- [Given instruction]:
Extract all lines from the data beneath that include the word "impostata".

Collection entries
..............................

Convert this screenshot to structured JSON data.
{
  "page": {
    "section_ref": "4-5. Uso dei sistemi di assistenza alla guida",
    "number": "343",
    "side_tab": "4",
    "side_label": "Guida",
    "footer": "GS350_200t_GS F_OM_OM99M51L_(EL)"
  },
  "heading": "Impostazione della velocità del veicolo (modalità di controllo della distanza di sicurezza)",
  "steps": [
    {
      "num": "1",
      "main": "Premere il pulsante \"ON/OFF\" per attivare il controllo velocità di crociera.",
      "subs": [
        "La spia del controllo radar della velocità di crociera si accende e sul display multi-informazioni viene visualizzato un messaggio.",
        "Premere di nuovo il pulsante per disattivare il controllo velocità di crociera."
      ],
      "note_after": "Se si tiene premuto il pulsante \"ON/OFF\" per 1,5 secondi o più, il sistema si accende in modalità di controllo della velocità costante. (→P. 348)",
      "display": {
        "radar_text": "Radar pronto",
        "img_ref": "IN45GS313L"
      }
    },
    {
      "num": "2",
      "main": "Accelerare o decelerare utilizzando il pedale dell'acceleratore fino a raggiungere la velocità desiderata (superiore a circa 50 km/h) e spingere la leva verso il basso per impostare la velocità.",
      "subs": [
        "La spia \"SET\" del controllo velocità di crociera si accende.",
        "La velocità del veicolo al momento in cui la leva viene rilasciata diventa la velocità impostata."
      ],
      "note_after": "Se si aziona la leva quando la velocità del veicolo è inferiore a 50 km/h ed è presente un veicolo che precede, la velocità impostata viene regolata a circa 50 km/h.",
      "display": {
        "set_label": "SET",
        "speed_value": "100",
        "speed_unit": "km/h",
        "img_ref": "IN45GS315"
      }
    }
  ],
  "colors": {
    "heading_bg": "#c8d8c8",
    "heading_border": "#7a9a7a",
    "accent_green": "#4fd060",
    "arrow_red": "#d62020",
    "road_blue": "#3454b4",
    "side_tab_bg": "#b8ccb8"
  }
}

..............................

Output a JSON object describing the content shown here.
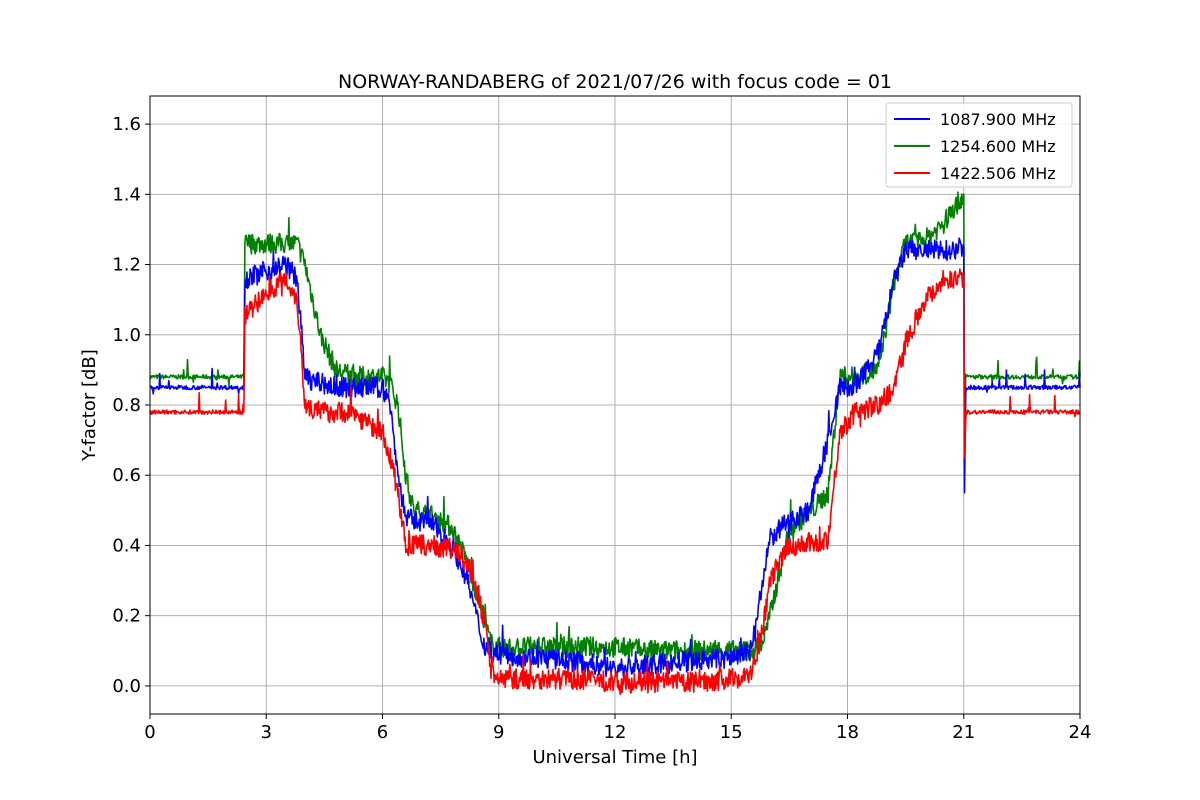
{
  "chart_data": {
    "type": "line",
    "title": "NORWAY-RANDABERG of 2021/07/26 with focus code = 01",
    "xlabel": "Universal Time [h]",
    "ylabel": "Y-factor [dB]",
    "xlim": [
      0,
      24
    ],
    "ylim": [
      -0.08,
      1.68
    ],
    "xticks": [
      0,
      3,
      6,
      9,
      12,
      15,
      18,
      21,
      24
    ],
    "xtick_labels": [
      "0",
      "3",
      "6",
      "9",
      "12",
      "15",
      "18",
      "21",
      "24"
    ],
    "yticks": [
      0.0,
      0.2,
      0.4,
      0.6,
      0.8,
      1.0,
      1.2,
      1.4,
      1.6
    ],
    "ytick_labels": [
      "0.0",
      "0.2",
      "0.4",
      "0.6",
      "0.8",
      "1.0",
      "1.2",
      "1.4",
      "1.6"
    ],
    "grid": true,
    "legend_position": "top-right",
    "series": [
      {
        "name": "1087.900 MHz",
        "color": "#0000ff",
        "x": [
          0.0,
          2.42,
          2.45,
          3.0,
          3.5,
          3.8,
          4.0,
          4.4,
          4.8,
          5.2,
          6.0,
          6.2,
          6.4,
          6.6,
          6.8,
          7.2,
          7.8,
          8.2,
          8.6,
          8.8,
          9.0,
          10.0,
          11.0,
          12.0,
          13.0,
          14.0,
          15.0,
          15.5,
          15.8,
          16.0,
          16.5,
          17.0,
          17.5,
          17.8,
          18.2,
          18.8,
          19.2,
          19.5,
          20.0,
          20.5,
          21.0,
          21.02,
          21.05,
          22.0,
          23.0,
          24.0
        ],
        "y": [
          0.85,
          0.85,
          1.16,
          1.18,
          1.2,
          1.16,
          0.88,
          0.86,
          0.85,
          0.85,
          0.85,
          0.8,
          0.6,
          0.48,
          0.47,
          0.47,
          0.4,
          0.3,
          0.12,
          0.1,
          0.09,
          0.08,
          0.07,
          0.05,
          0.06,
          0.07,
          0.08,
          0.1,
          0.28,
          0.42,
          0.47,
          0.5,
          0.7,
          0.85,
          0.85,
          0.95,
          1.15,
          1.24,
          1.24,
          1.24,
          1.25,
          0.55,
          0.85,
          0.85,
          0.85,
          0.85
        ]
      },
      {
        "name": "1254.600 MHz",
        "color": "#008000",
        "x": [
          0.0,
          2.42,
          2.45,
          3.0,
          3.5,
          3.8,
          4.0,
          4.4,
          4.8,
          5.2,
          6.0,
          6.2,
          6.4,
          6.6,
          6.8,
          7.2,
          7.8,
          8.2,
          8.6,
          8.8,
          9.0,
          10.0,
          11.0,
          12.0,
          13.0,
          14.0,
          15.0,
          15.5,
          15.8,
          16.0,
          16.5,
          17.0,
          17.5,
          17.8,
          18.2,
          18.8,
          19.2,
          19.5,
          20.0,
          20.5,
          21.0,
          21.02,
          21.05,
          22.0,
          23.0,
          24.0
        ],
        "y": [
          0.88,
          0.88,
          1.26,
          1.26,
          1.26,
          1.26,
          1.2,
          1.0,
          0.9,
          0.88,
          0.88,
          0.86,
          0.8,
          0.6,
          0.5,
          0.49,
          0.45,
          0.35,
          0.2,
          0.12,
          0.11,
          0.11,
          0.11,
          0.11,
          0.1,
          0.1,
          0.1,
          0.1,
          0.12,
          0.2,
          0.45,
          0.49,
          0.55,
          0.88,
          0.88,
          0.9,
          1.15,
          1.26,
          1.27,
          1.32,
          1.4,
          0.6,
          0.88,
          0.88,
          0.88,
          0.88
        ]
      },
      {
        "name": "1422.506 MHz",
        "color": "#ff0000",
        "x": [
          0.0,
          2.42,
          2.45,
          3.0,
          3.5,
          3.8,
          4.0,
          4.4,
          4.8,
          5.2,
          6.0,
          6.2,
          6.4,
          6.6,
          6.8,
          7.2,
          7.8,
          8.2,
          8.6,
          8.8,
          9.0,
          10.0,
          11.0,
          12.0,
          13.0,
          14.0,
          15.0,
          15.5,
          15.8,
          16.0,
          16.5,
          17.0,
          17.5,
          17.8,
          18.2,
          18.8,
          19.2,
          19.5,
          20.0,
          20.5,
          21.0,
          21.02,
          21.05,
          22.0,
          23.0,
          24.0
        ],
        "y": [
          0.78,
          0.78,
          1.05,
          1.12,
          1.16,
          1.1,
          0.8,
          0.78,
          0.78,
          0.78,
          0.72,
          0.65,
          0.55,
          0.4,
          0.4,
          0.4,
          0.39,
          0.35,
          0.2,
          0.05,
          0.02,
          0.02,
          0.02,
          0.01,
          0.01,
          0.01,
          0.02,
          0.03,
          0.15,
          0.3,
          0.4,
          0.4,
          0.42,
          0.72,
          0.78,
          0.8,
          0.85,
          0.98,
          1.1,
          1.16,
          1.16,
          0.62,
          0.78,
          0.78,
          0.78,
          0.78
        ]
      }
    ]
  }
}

..............................

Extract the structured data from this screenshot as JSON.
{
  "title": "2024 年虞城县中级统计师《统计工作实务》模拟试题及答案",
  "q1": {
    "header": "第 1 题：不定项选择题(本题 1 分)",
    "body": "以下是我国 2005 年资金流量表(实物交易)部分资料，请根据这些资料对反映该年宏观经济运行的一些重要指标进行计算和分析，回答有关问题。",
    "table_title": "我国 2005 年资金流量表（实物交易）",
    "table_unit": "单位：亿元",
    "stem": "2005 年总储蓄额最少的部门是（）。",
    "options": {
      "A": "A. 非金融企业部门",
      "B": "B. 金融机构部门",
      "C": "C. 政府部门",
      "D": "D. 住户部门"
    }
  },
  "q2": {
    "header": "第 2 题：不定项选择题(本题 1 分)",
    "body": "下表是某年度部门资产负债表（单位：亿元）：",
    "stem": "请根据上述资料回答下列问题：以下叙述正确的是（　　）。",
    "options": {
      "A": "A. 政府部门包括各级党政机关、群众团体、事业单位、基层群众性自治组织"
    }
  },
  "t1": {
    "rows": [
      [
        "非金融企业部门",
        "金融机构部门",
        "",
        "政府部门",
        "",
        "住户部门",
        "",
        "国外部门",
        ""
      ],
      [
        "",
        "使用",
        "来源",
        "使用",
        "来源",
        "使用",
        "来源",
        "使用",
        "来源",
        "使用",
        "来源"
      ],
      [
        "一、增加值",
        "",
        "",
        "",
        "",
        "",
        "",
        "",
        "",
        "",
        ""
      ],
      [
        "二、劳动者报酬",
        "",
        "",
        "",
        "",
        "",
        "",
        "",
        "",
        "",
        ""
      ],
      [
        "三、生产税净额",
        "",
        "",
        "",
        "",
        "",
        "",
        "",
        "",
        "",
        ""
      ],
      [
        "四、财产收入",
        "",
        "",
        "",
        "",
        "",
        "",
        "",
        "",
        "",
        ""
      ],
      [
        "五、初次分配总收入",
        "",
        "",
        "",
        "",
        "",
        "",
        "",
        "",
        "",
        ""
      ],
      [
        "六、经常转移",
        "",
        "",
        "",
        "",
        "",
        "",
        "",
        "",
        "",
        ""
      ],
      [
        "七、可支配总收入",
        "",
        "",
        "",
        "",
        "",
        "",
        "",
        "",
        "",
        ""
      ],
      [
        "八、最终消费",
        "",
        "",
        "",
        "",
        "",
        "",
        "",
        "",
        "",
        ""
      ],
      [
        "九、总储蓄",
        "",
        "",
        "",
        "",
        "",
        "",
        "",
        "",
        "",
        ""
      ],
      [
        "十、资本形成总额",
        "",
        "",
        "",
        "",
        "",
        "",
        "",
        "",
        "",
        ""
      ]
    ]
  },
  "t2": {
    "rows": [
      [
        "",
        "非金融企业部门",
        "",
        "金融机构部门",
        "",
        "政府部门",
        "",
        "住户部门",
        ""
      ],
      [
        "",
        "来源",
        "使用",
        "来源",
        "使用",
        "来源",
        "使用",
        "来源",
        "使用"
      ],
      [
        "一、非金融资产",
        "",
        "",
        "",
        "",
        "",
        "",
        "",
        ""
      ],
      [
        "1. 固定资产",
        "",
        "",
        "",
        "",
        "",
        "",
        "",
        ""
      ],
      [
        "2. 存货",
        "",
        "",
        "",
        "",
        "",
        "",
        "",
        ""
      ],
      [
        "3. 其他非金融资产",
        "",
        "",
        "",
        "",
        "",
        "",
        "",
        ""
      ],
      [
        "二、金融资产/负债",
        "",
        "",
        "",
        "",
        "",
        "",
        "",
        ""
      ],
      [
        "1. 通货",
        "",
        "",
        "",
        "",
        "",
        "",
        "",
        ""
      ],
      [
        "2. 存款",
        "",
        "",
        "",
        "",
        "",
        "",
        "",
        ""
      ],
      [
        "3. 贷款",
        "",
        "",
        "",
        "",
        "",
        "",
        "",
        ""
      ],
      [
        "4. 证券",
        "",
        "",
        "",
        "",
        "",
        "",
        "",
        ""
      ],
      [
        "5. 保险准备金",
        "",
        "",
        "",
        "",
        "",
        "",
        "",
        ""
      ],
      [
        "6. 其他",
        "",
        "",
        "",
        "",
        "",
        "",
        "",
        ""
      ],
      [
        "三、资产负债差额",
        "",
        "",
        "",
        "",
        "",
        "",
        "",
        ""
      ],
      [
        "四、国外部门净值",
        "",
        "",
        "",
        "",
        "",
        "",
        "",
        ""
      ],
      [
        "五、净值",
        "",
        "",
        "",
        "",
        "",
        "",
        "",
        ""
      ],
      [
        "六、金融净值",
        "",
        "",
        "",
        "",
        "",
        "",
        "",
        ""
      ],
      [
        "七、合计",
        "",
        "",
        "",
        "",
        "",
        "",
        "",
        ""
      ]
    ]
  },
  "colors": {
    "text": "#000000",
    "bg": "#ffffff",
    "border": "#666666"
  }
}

..............................

- [Finished task]:
        "La velocità del veicolo al momento in cui la leva viene rilasciata diventa la velocità impostata."
      "note_after": "Se si aziona la leva quando la velocità del veicolo è inferiore a 50 km/h ed è presente un veicolo che precede, la velocità impostata viene regolata a circa 50 km/h.",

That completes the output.